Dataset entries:
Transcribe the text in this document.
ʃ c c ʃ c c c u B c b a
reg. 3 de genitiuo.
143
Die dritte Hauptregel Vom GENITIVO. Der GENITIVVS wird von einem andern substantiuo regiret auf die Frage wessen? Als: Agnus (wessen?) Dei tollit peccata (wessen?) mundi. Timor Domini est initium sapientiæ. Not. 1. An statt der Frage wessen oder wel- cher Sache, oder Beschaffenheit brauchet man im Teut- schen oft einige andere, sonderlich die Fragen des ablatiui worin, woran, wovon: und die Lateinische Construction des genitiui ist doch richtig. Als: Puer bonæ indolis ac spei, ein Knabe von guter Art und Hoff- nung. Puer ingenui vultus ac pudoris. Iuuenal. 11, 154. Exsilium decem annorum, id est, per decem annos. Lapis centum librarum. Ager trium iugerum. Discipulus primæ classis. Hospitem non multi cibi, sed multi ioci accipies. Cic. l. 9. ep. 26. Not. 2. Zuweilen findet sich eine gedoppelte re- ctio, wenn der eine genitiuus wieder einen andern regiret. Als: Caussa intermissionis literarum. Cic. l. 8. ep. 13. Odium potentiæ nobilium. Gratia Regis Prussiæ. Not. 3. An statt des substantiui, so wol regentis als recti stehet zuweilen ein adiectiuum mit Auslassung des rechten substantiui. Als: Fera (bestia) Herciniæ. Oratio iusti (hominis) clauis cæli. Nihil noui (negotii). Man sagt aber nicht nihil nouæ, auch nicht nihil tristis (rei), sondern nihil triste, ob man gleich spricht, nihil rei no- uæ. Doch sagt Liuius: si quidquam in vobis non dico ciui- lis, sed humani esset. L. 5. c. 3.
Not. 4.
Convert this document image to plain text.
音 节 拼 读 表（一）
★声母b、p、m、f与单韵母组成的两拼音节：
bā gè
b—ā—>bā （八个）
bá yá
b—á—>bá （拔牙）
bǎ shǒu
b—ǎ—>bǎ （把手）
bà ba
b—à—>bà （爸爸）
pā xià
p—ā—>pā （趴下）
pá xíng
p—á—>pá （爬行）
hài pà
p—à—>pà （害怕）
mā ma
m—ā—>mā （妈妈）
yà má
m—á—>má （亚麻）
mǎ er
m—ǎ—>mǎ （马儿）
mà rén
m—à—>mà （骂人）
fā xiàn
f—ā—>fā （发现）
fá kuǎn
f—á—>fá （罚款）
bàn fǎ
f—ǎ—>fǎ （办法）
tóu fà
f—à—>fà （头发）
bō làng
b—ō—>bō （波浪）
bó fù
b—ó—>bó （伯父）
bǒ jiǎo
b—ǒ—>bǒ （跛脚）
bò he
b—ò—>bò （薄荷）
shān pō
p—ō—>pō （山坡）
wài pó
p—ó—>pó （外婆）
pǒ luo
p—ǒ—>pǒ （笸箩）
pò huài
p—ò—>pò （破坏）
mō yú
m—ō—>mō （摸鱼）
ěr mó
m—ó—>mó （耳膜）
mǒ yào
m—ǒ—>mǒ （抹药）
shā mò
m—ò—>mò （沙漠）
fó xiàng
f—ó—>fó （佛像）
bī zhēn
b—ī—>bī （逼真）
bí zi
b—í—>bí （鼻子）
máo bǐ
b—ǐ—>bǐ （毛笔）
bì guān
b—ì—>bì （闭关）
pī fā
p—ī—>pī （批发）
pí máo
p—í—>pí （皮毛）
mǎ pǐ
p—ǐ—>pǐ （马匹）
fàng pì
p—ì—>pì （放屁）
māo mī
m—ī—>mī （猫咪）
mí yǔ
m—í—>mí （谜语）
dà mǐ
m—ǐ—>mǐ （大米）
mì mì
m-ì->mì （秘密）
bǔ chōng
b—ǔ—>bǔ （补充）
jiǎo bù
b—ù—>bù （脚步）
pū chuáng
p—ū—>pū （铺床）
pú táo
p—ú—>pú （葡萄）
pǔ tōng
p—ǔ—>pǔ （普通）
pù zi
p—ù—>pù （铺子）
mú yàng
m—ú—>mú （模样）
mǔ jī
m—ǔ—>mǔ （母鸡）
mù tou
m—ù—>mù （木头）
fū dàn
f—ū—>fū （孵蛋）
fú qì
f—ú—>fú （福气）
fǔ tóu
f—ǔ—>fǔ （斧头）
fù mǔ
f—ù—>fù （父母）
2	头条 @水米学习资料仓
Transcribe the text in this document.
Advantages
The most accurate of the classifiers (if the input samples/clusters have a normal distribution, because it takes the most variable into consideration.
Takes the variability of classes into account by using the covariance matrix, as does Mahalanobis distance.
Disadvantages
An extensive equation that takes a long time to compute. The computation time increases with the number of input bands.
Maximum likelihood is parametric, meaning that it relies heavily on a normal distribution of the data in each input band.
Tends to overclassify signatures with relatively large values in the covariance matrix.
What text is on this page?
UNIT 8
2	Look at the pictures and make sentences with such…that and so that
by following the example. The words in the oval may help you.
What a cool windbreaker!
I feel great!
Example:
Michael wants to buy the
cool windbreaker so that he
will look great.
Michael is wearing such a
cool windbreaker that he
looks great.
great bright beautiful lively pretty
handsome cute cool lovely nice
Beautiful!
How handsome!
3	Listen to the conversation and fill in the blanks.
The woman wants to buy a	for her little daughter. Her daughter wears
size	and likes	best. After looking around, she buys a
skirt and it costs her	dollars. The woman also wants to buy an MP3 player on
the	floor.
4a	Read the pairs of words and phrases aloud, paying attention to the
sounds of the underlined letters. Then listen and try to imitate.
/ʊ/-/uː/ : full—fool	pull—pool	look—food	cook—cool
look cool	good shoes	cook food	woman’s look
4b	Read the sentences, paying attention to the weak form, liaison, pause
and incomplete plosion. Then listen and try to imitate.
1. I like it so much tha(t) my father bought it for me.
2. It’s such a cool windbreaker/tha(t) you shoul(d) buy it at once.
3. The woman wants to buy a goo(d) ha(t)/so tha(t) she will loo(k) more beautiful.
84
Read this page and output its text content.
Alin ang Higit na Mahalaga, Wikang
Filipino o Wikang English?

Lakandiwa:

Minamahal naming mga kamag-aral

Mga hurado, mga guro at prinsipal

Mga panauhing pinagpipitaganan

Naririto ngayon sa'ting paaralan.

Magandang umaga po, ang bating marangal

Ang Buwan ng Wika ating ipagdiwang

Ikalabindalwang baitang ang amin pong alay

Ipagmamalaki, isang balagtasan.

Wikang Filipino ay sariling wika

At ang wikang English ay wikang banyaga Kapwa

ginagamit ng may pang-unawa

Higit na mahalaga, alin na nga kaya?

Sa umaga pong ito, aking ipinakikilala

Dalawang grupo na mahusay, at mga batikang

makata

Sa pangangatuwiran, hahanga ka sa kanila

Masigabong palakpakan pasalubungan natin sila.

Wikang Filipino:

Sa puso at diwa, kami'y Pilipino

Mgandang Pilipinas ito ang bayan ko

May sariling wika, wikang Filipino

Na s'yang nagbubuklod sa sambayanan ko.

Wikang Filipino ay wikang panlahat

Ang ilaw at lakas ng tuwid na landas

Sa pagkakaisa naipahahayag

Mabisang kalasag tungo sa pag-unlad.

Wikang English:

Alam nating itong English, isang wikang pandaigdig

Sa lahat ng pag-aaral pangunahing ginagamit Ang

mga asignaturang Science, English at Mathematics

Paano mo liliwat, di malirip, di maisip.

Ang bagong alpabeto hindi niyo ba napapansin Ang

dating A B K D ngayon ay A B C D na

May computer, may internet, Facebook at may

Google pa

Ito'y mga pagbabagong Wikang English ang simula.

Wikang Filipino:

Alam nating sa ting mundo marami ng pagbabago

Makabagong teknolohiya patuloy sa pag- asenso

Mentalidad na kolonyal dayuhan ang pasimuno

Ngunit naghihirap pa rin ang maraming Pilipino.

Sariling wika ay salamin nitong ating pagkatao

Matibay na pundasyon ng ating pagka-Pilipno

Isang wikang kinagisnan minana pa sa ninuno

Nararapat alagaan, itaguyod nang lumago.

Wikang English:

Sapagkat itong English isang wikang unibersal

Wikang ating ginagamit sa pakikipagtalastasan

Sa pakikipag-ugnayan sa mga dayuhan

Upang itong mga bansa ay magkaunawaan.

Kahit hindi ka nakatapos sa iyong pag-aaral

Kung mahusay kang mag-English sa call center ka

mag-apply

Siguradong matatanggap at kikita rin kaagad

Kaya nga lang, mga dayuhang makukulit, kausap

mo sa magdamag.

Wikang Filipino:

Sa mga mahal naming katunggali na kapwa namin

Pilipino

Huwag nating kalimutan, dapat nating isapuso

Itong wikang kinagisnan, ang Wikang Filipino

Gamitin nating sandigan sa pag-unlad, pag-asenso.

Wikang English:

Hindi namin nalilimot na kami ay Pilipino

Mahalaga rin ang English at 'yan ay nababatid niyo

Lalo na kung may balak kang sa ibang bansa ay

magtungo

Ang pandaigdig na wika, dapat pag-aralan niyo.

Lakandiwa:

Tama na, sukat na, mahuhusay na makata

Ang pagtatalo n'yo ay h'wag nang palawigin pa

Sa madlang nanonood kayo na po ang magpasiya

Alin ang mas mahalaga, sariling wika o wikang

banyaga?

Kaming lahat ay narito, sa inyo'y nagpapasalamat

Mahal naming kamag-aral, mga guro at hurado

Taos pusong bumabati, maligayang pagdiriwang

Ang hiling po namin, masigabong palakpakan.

WHAT THE TASK REQUIRES: From the entries above, copy every line that holds the word "hurado".

TASK ANSWER:
Mga hurado, mga guro at prinsipal
Mahal naming kamag-aral, mga guro at hurado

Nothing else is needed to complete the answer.